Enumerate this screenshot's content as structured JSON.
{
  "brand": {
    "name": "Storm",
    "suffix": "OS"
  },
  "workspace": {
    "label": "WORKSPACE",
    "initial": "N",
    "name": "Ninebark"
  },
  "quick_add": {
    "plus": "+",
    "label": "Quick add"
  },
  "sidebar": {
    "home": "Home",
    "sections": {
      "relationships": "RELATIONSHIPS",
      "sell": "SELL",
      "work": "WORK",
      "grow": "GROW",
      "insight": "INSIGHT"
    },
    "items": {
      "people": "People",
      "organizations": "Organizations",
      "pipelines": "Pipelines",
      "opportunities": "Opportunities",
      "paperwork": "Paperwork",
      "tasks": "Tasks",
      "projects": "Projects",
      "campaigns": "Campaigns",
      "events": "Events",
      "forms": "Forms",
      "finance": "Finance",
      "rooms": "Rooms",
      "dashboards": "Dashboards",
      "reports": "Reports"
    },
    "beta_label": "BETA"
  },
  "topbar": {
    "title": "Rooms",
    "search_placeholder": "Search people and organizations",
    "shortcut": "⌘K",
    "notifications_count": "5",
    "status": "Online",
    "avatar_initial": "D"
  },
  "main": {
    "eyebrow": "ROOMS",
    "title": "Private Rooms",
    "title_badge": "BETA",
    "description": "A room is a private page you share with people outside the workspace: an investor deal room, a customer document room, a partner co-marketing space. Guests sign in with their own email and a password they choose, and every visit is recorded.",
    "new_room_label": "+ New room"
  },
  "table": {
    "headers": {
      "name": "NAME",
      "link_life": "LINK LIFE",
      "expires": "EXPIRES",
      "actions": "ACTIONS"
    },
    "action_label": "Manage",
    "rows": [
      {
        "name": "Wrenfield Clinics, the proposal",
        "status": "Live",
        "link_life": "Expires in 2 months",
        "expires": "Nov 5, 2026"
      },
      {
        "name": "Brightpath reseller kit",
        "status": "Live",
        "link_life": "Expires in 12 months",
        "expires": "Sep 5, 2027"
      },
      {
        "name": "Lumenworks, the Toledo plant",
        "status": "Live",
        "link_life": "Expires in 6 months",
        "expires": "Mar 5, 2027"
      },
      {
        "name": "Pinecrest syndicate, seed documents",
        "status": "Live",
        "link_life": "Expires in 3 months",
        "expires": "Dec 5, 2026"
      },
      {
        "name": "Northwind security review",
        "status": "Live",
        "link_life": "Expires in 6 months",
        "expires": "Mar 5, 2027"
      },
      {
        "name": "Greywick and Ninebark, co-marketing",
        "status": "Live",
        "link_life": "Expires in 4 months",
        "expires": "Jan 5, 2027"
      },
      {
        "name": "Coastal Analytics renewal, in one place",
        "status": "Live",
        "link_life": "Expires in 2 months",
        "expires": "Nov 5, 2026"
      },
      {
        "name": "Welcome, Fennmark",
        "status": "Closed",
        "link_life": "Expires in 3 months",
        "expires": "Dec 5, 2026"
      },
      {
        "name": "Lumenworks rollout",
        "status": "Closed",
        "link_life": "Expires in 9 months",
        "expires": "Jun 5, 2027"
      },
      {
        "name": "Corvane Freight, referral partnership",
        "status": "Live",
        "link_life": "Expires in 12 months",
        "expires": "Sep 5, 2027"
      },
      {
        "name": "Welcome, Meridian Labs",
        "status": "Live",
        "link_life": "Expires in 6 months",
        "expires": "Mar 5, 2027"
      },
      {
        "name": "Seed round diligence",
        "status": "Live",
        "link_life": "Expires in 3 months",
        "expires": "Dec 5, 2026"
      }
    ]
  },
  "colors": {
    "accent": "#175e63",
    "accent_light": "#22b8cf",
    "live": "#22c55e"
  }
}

□ □ □

Goal:
Output the full listing exactly as it stands.

Result for this task:
Enumerate this screenshot's content as structured JSON.
{
  "brand": {
    "name": "Storm",
    "suffix": "OS"
  },
  "workspace": {
    "label": "WORKSPACE",
    "initial": "N",
    "name": "Ninebark"
  },
  "quick_add": {
    "plus": "+",
    "label": "Quick add"
  },
  "sidebar": {
    "home": "Home",
    "sections": {
      "relationships": "RELATIONSHIPS",
      "sell": "SELL",
      "work": "WORK",
      "grow": "GROW",
      "insight": "INSIGHT"
    },
    "items": {
      "people": "People",
      "organizations": "Organizations",
      "pipelines": "Pipelines",
      "opportunities": "Opportunities",
      "paperwork": "Paperwork",
      "tasks": "Tasks",
      "projects": "Projects",
      "campaigns": "Campaigns",
      "events": "Events",
      "forms": "Forms",
      "finance": "Finance",
      "rooms": "Rooms",
      "dashboards": "Dashboards",
      "reports": "Reports"
    },
    "beta_label": "BETA"
  },
  "topbar": {
    "title": "Rooms",
    "search_placeholder": "Search people and organizations",
    "shortcut": "⌘K",
    "notifications_count": "5",
    "status": "Online",
    "avatar_initial": "D"
  },
  "main": {
    "eyebrow": "ROOMS",
    "title": "Private Rooms",
    "title_badge": "BETA",
    "description": "A room is a private page you share with people outside the workspace: an investor deal room, a customer document room, a partner co-marketing space. Guests sign in with their own email and a password they choose, and every visit is recorded.",
    "new_room_label": "+ New room"
  },
  "table": {
    "headers": {
      "name": "NAME",
      "link_life": "LINK LIFE",
      "expires": "EXPIRES",
      "actions": "ACTIONS"
    },
    "action_label": "Manage",
    "rows": [
      {
        "name": "Wrenfield Clinics, the proposal",
        "status": "Live",
        "link_life": "Expires in 2 months",
        "expires": "Nov 5, 2026"
      },
      {
        "name": "Brightpath reseller kit",
        "status": "Live",
        "link_life": "Expires in 12 months",
        "expires": "Sep 5, 2027"
      },
      {
        "name": "Lumenworks, the Toledo plant",
        "status": "Live",
        "link_life": "Expires in 6 months",
        "expires": "Mar 5, 2027"
      },
      {
        "name": "Pinecrest syndicate, seed documents",
        "status": "Live",
        "link_life": "Expires in 3 months",
        "expires": "Dec 5, 2026"
      },
      {
        "name": "Northwind security review",
        "status": "Live",
        "link_life": "Expires in 6 months",
        "expires": "Mar 5, 2027"
      },
      {
        "name": "Greywick and Ninebark, co-marketing",
        "status": "Live",
        "link_life": "Expires in 4 months",
        "expires": "Jan 5, 2027"
      },
      {
        "name": "Coastal Analytics renewal, in one place",
        "status": "Live",
        "link_life": "Expires in 2 months",
        "expires": "Nov 5, 2026"
      },
      {
        "name": "Welcome, Fennmark",
        "status": "Closed",
        "link_life": "Expires in 3 months",
        "expires": "Dec 5, 2026"
      },
      {
        "name": "Lumenworks rollout",
        "status": "Closed",
        "link_life": "Expires in 9 months",
        "expires": "Jun 5, 2027"
      },
      {
        "name": "Corvane Freight, referral partnership",
        "status": "Live",
        "link_life": "Expires in 12 months",
        "expires": "Sep 5, 2027"
      },
      {
        "name": "Welcome, Meridian Labs",
        "status": "Live",
        "link_life": "Expires in 6 months",
        "expires": "Mar 5, 2027"
      },
      {
        "name": "Seed round diligence",
        "status": "Live",
        "link_life": "Expires in 3 months",
        "expires": "Dec 5, 2026"
      }
    ]
  },
  "colors": {
    "accent": "#175e63",
    "accent_light": "#22b8cf",
    "live": "#22c55e"
  }
}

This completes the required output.